DP optimization

Written by Daniel Rutschmann. Translated by Johannes Kapfhammer.

Contents

Convex Hull Trick
Generalized Deque Trick
- Implementation
- Some calculations with the quadrangle inequality

Convex Hull Trick

The convex hull trick applies to any DP that looks like this:

\begin{aligned} \mathtt{DP}[0]&=0\\ \mathtt{DP}[i]&=a[i] + \max_{0 \le k < i}\{m[k]\cdot x[i]+q[k]\} \quad \text{for } 1 \leq i \leq n \end{aligned}

m[k]

and

q[k]

are constants only depending on

k

(not

i

) and have to be known as soon as

i=k

a[i]

and

x[i]

are constants only depending on

i

(not

k

) and have to be known right before

\mathtt{DP}[i]

is computed.

Example: Commando

Before we show how the trick works, we solve the task Commando.
━━━━━━
[PARTS OF THE EXERCISE]:
1/ Who translated the DP optimization text?
2/ From the records, please return the lines unchanged, starting at the line that has "y-tick-label: 4.80 [1048,437,1084,456]" and ending after the line that has "surplus-area [1260,936,1277,945]".

[RECORD LIST]:
━━━━━━
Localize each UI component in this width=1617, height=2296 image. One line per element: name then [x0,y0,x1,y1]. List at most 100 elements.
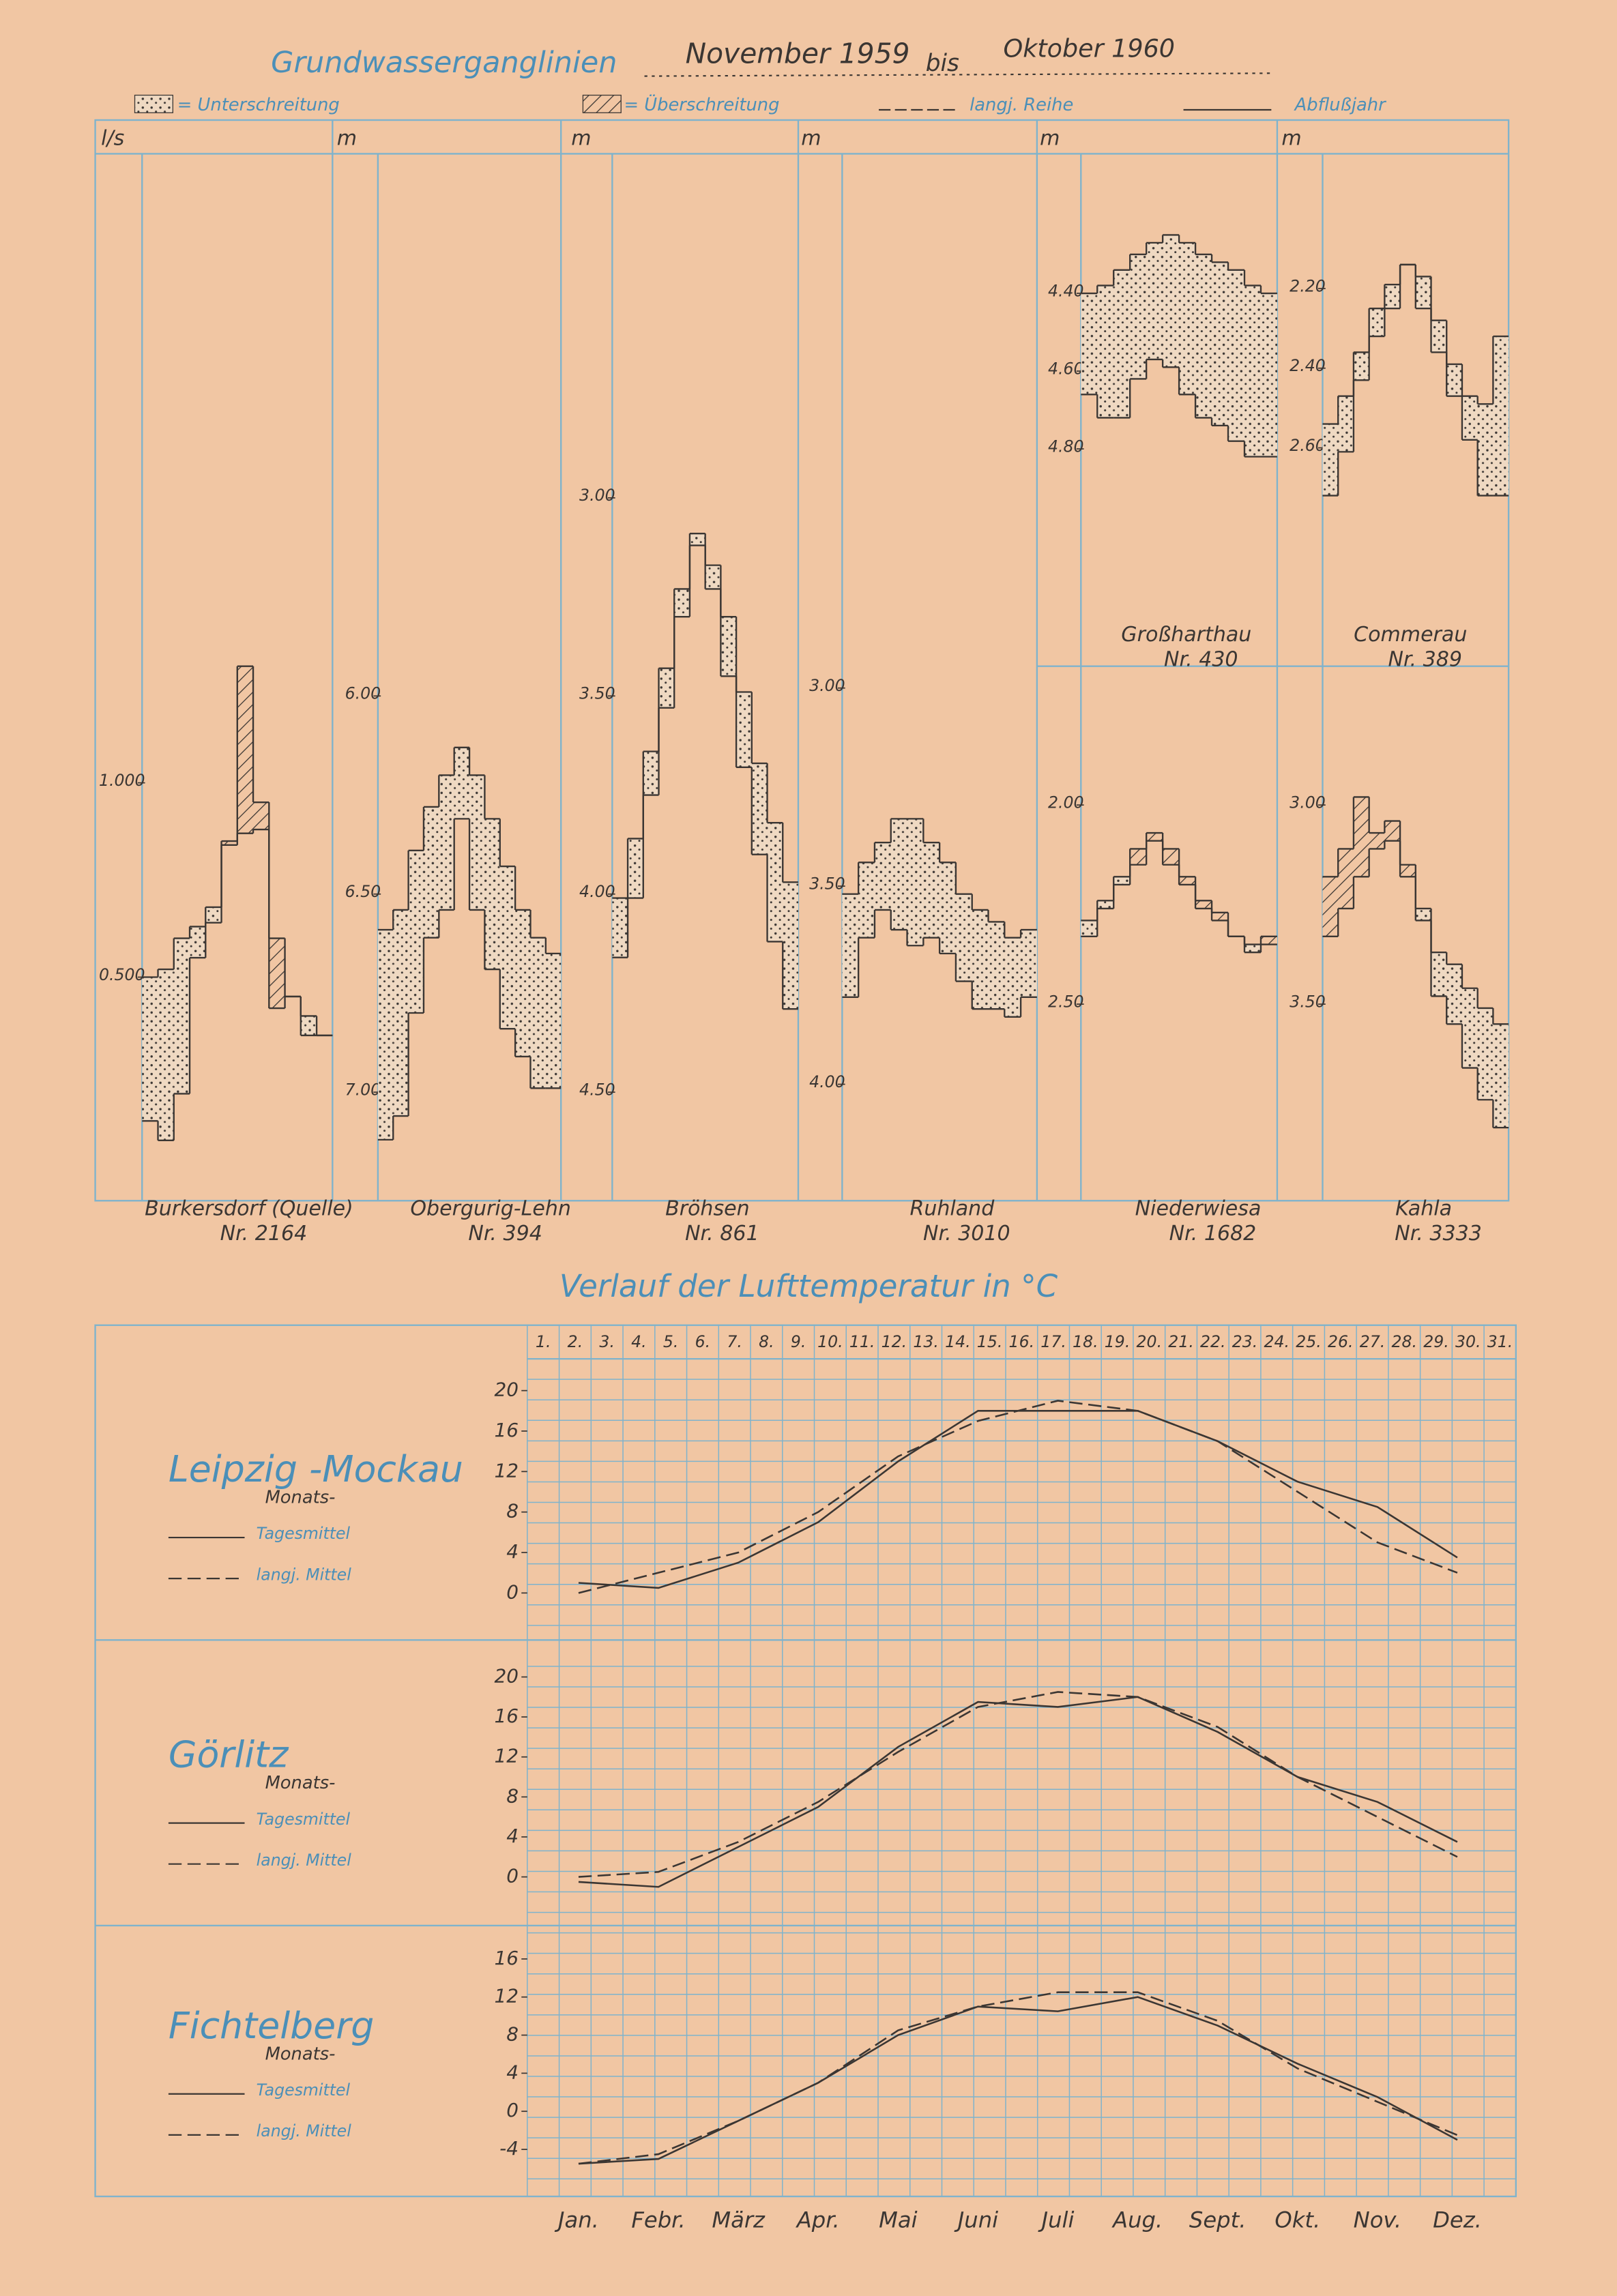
y-tick-label: 4.80 [1048,437,1084,456]
deficit-area [988,922,1005,1010]
station-number: Nr. 2164 [220,1222,308,1246]
legend-swatch-below [134,94,173,113]
deficit-area [907,819,924,946]
station-number: Nr. 1682 [1169,1222,1257,1246]
station-name: Niederwiesa [1135,1197,1262,1221]
y-tick-label: 0 [506,1580,519,1603]
surplus-area [1260,936,1277,945]
x-tick-label: Nov. [1354,2207,1401,2233]
temperature-line [578,1696,1458,1888]
x-tick-label: Dez. [1433,2207,1482,2233]
deficit-area [923,842,940,938]
temperature-frame [94,1324,1517,2198]
day-label: 1. [536,1332,551,1351]
day-label: 23. [1232,1332,1258,1351]
day-label: 4. [631,1332,647,1351]
y-tick-label: 8 [506,1784,519,1807]
deficit-area [1146,242,1163,359]
deficit-area [890,819,907,930]
deficit-area [142,977,158,1121]
deficit-area [1163,235,1180,368]
legend-label: langj. Mittel [257,1565,352,1584]
y-tick-label: 20 [494,1664,519,1687]
deficit-area [751,763,768,855]
station-name: Obergurig-Lehn [410,1197,571,1221]
deficit-area [1353,352,1369,381]
y-tick-label: 20 [494,1379,519,1401]
legend-label: Tagesmittel [257,2080,351,2100]
day-label: 3. [599,1332,615,1351]
x-tick-label: Juni [954,2207,998,2233]
deficit-area [205,907,222,923]
day-label: 27. [1360,1332,1386,1351]
deficit-area [1113,269,1131,418]
legend-head: Monats- [265,1488,336,1508]
y-tick-label: 6.50 [345,882,381,901]
x-tick-label: Febr. [631,2207,685,2233]
y-tick-label: 7.00 [345,1080,381,1100]
deficit-area [1260,293,1277,457]
day-label: 15. [977,1332,1003,1351]
period-end: Oktober 1960 [1004,33,1176,63]
station-title: Leipzig -Mockau [169,1447,463,1490]
day-label: 31. [1487,1332,1513,1351]
deficit-area [767,823,783,942]
x-tick-label: Jan. [554,2207,599,2233]
surplus-area [253,802,270,830]
y-tick-label: 4 [506,1540,519,1563]
deficit-area [158,969,174,1140]
deficit-area [1461,396,1478,440]
deficit-area [1477,1007,1494,1100]
surplus-area [1212,912,1229,921]
deficit-area [1446,964,1462,1025]
station-number: Nr. 861 [685,1222,759,1246]
x-tick-label: Sept. [1189,2207,1247,2233]
deficit-area [300,1016,317,1035]
deficit-area [1113,877,1131,885]
y-tick-label: 3.00 [809,676,845,695]
deficit-area [705,565,721,589]
y-tick-label: 3.50 [809,874,845,893]
x-tick-label: Juli [1038,2207,1075,2233]
surplus-area [1384,821,1401,841]
day-label: 8. [759,1332,774,1351]
y-tick-label: 2.00 [1048,793,1084,812]
y-tick-label: 3.50 [1290,992,1326,1011]
deficit-area [842,894,859,997]
day-label: 14. [945,1332,971,1351]
deficit-area [1081,920,1098,937]
station-number: Nr. 394 [468,1222,542,1246]
deficit-area [674,589,690,617]
deficit-area [439,775,454,910]
y-tick-label: 16 [494,1419,519,1441]
deficit-area [1004,937,1021,1017]
surplus-area [1130,849,1147,865]
station-name: Burkersdorf (Quelle) [145,1197,353,1221]
day-label: 16. [1009,1332,1035,1351]
x-tick-label: Aug. [1111,2207,1163,2233]
station-number: Nr. 430 [1164,648,1238,672]
y-tick-label: 2.60 [1290,436,1326,455]
legend-head: Monats- [265,1773,336,1793]
day-label: 21. [1168,1332,1194,1351]
station-name: Commerau [1354,623,1467,647]
surplus-area [269,938,285,1009]
temperature-line [578,1691,1458,1878]
y-tick-label: 4.00 [809,1072,845,1091]
day-label: 29. [1423,1332,1449,1351]
deficit-area [1338,396,1354,452]
station-number: Nr. 389 [1388,648,1462,672]
y-tick-label: 2.50 [1048,992,1084,1011]
legend-above: = Überschreitung [624,93,780,115]
day-label: 17. [1040,1332,1066,1351]
y-tick-label: 4.00 [579,882,615,901]
unit-label: m [801,126,821,150]
deficit-area [1097,900,1114,909]
deficit-area [783,882,798,1010]
deficit-area [720,617,737,677]
y-tick-label: 12 [494,1745,519,1767]
y-tick-label: 0 [506,2099,519,2121]
legend-head: Monats- [265,2044,336,2064]
station-name: Bröhsen [665,1197,750,1221]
━━━━━━
[EXPECTED RESPONSES]:
1/ Johannes Kapfhammer

2/
y-tick-label: 4.80 [1048,437,1084,456]
deficit-area [988,922,1005,1010]
station-number: Nr. 2164 [220,1222,308,1246]
legend-swatch-below [134,94,173,113]
deficit-area [907,819,924,946]
station-number: Nr. 1682 [1169,1222,1257,1246]
station-name: Niederwiesa [1135,1197,1262,1221]
y-tick-label: 0 [506,1580,519,1603]
surplus-area [1260,936,1277,945]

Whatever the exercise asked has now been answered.